──────── Supplied records ────────
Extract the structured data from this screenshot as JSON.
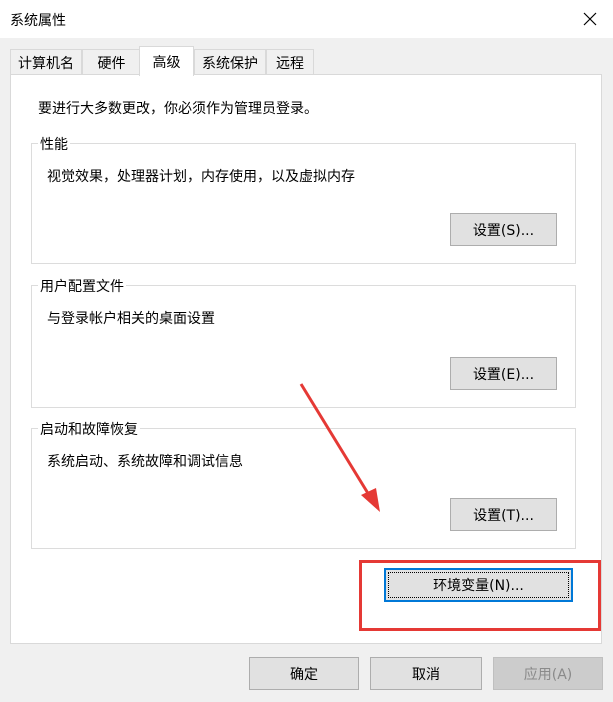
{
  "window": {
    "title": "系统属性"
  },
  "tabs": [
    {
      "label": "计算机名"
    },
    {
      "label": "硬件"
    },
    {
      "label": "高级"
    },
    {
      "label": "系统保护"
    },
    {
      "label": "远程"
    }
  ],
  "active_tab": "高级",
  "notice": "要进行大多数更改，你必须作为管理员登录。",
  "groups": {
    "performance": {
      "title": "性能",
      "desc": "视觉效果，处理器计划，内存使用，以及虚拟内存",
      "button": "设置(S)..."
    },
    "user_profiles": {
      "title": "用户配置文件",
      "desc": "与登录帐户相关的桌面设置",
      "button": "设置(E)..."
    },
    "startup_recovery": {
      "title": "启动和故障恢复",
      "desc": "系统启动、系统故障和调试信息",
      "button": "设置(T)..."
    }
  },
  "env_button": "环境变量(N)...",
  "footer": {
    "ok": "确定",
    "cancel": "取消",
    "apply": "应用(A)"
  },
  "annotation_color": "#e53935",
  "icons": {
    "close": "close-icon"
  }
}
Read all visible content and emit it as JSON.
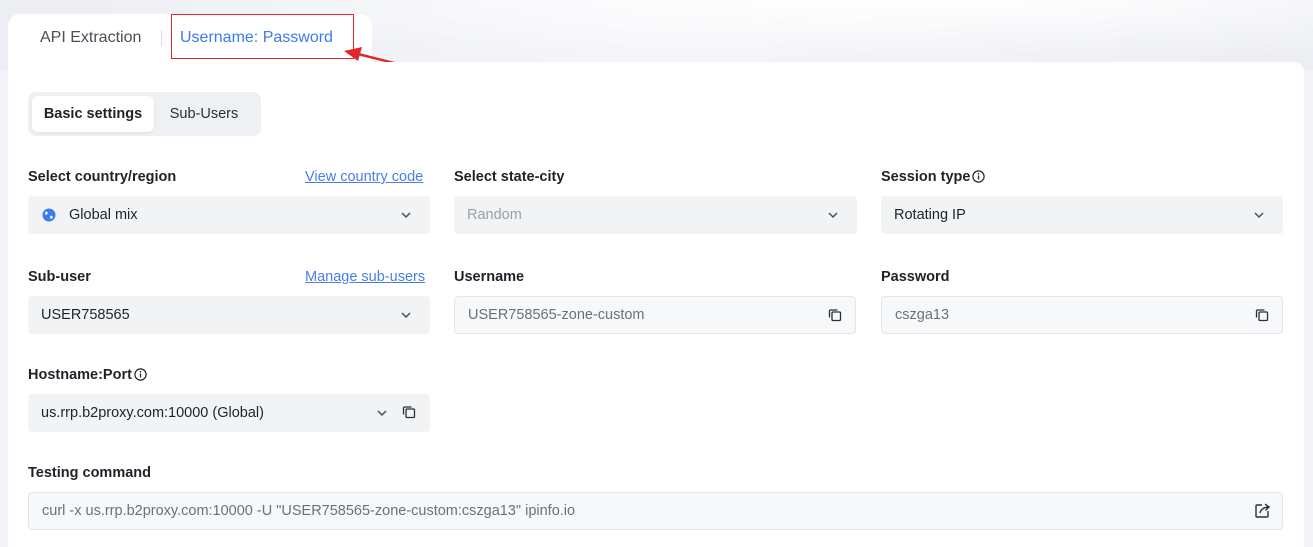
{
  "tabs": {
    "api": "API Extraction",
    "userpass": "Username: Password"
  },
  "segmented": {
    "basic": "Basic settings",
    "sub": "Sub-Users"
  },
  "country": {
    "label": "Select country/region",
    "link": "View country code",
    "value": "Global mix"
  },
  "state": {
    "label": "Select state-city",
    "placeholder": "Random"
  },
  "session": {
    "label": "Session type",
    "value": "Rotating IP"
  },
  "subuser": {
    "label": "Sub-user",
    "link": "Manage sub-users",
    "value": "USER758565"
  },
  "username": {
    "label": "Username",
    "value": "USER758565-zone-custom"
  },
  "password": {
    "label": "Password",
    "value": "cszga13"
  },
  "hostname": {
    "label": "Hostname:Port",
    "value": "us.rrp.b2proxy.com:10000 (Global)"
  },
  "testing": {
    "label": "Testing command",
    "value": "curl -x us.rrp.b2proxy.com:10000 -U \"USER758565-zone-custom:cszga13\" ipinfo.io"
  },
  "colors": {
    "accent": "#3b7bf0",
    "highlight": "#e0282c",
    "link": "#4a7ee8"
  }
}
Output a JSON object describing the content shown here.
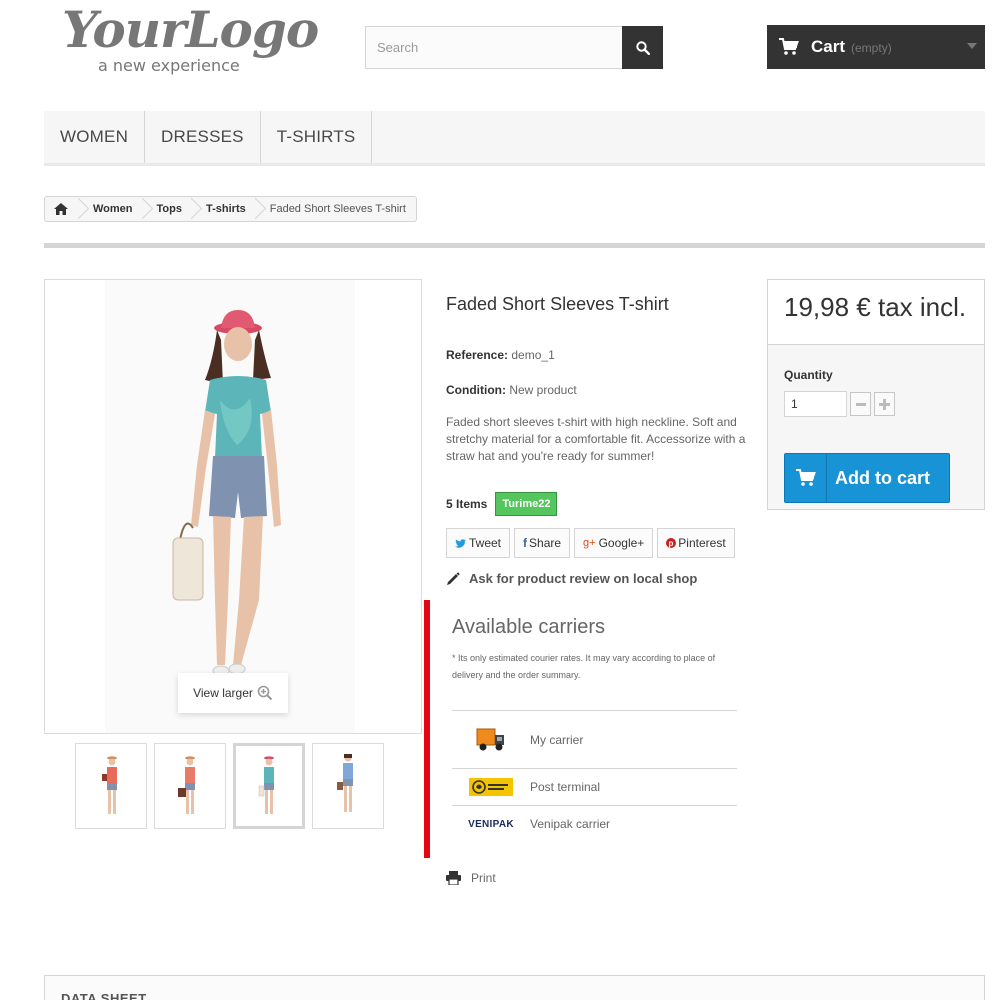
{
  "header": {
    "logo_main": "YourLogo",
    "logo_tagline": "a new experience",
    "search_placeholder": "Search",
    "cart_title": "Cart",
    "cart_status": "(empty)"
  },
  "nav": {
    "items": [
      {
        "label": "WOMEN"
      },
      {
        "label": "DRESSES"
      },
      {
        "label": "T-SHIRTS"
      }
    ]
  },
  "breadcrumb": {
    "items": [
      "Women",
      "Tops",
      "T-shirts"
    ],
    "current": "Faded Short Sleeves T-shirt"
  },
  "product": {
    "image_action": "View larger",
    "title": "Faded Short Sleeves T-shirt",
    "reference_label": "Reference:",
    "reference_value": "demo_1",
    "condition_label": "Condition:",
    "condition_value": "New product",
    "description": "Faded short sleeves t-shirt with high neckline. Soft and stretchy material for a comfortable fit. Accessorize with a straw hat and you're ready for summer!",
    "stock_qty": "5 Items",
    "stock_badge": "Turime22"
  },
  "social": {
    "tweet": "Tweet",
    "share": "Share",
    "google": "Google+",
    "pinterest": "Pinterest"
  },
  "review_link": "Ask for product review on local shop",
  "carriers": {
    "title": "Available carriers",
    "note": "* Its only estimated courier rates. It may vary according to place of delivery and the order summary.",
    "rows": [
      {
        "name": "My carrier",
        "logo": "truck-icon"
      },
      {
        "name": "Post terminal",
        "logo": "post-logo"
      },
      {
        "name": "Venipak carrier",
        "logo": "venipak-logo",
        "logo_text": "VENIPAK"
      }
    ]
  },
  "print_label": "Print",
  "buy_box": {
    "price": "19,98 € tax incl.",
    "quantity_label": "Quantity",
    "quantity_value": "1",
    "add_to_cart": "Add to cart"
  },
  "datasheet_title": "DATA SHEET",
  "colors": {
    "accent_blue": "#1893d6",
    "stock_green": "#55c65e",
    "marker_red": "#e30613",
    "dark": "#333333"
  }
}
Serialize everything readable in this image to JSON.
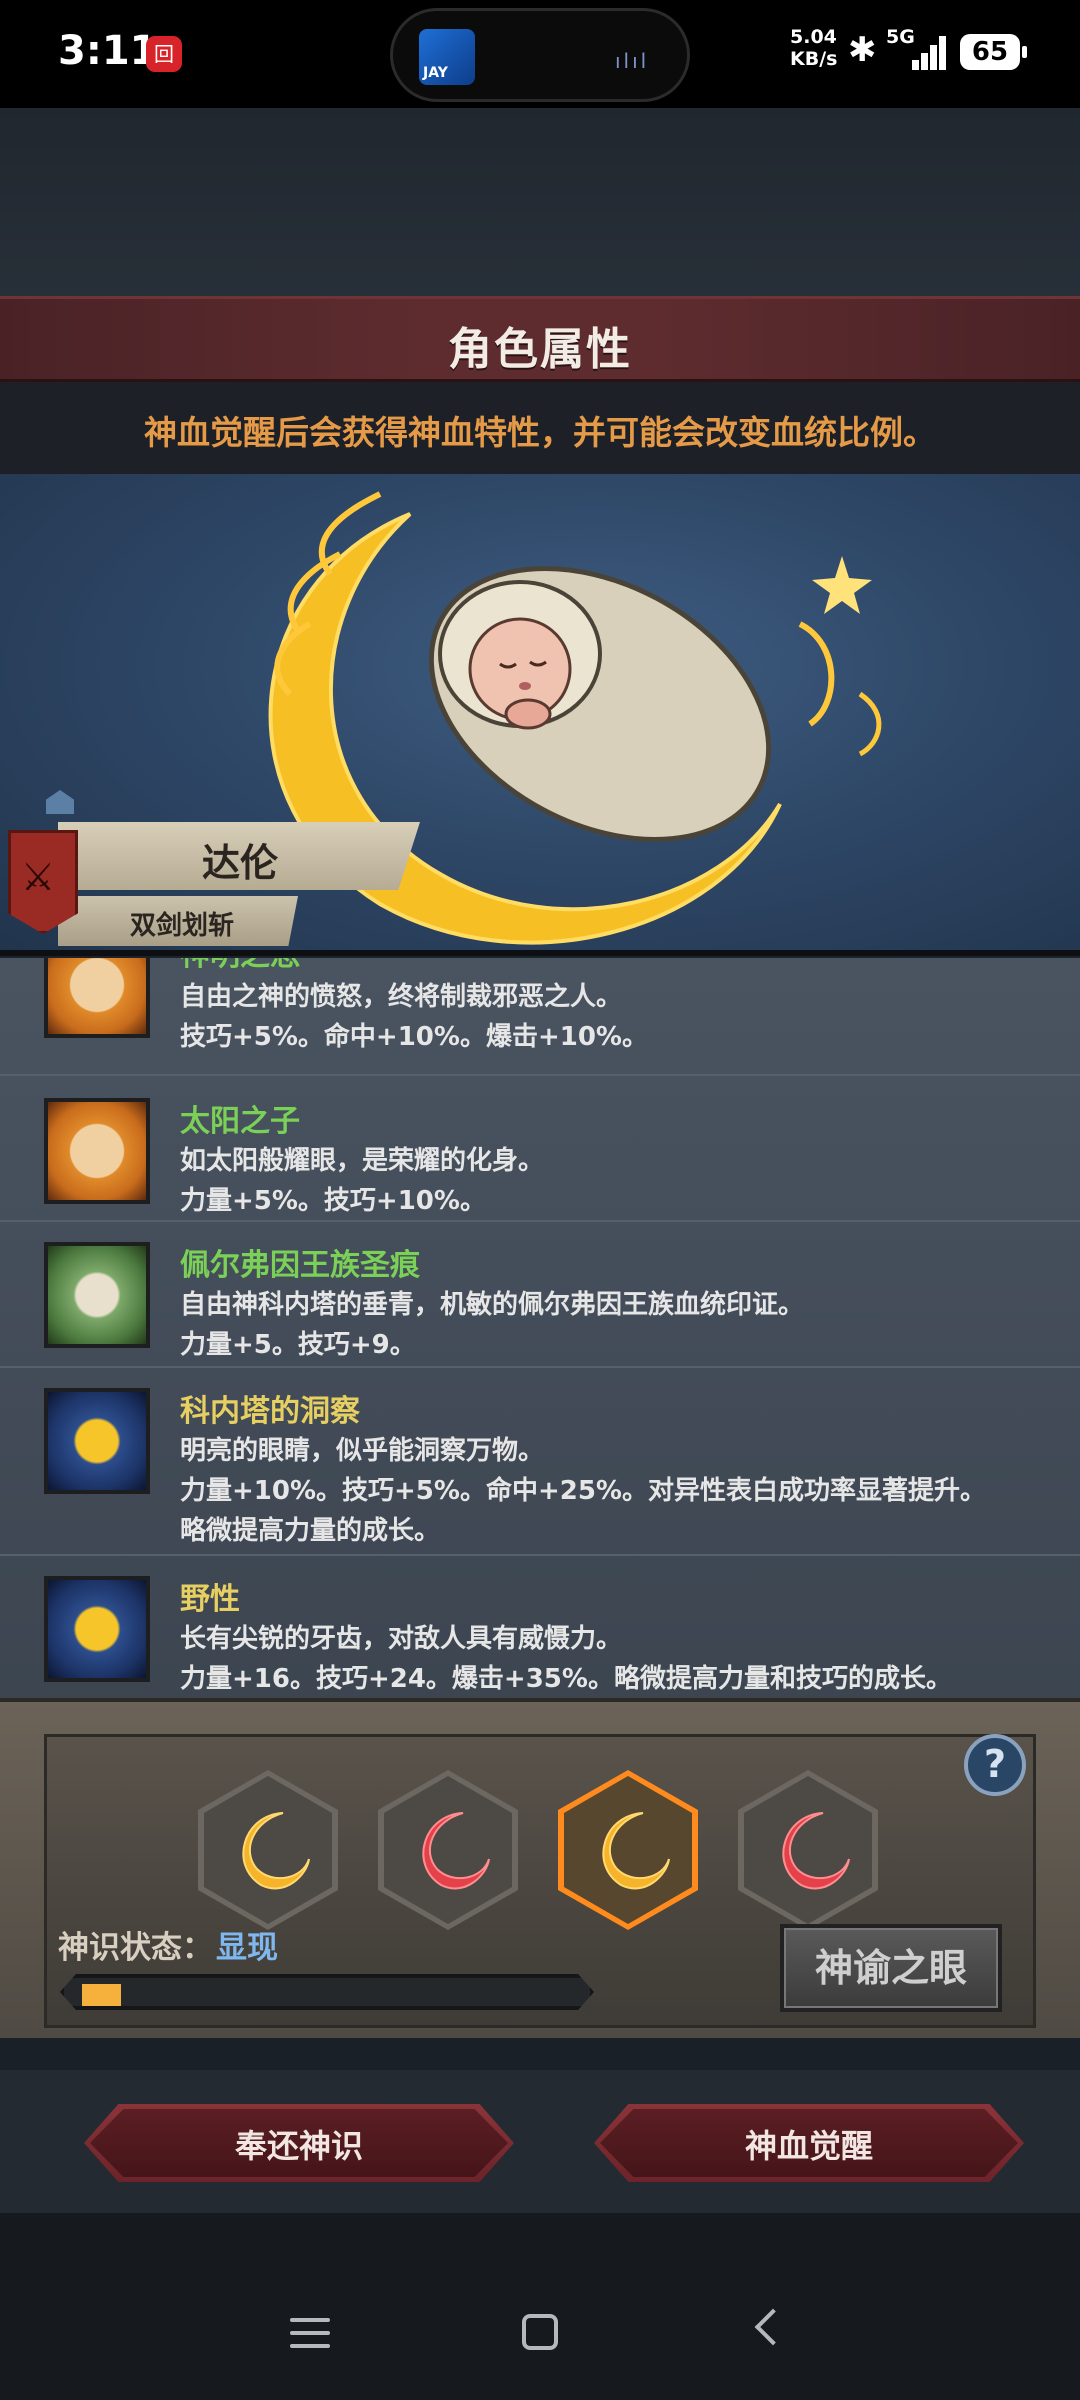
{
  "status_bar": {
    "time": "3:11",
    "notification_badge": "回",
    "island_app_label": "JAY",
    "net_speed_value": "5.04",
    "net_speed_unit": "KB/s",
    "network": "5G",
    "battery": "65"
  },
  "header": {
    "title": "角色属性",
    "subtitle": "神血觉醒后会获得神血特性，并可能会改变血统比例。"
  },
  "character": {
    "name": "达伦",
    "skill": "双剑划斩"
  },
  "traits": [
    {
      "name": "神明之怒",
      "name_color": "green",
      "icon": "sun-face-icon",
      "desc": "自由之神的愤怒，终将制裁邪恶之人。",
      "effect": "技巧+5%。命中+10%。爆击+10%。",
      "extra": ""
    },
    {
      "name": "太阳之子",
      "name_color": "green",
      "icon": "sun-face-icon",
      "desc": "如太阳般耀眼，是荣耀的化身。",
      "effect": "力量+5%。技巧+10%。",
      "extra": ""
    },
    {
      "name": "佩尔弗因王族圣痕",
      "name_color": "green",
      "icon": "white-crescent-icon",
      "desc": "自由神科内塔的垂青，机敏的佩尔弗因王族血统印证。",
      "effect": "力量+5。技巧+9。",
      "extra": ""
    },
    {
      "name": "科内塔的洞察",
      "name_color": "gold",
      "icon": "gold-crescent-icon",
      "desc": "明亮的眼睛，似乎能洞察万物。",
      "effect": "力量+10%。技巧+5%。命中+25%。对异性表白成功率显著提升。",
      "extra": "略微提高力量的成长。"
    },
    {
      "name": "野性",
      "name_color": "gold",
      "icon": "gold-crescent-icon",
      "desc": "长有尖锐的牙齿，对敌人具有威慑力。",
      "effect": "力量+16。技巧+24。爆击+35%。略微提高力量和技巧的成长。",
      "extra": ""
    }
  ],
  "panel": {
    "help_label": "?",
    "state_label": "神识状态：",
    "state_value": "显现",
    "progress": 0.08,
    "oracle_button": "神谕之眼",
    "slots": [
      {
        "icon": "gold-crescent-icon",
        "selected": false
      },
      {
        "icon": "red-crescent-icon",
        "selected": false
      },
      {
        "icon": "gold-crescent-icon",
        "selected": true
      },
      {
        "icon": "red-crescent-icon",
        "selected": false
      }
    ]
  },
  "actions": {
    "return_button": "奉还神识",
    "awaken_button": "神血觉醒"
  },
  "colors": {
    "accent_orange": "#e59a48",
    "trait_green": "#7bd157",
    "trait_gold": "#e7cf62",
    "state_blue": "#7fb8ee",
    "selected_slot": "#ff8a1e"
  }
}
────────
• **Task directions**
In the listing above, find each line with the word "effect" and copy it.

• **Exercise output**
      "effect": "技巧+5%。命中+10%。爆击+10%。",
      "effect": "力量+5%。技巧+10%。",
      "effect": "力量+5。技巧+9。",
      "effect": "力量+10%。技巧+5%。命中+25%。对异性表白成功率显著提升。",
      "effect": "力量+16。技巧+24。爆击+35%。略微提高力量和技巧的成长。",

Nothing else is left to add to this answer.